> **Exercise requirements**
In the entries below, count every line with the string "Valoración". State the count and nothing else.

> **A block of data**
--- --- ---

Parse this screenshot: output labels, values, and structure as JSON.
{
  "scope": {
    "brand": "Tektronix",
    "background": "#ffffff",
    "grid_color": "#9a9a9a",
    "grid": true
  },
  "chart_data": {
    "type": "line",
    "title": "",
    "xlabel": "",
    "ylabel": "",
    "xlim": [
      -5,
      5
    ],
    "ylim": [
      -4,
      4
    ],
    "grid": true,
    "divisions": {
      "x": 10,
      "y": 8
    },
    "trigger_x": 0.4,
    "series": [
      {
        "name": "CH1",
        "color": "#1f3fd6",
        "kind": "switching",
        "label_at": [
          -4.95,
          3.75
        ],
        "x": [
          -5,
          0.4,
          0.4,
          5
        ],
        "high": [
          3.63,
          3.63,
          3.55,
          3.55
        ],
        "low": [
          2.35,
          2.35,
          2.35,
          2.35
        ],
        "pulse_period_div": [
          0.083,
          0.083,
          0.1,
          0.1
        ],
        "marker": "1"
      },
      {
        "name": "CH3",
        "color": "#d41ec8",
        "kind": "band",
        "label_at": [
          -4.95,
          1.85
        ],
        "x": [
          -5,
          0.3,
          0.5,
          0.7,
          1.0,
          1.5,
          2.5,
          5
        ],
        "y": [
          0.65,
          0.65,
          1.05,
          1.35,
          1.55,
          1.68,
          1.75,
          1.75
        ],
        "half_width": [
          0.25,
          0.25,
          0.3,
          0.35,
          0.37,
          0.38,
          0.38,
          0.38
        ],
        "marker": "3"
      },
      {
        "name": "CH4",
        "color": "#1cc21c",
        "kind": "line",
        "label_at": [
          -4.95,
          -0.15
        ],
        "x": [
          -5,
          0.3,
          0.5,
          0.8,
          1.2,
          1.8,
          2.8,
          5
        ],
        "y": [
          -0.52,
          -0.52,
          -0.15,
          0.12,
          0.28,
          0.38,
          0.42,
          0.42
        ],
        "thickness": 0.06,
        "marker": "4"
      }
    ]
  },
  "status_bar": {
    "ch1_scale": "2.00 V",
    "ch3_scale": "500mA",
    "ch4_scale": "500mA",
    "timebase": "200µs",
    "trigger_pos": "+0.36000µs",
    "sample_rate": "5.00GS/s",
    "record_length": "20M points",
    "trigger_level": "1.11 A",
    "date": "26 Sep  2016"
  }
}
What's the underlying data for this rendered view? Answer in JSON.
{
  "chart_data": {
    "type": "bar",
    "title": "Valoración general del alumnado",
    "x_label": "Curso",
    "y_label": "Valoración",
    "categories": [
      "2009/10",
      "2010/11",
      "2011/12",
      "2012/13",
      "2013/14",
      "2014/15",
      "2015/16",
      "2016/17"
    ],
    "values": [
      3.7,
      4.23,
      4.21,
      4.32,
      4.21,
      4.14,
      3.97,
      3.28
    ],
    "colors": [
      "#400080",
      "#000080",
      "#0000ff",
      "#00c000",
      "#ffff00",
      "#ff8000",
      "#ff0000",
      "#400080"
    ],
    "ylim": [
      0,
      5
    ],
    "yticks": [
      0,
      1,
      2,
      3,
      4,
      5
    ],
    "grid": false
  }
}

--- --- ---

> **Reply**
2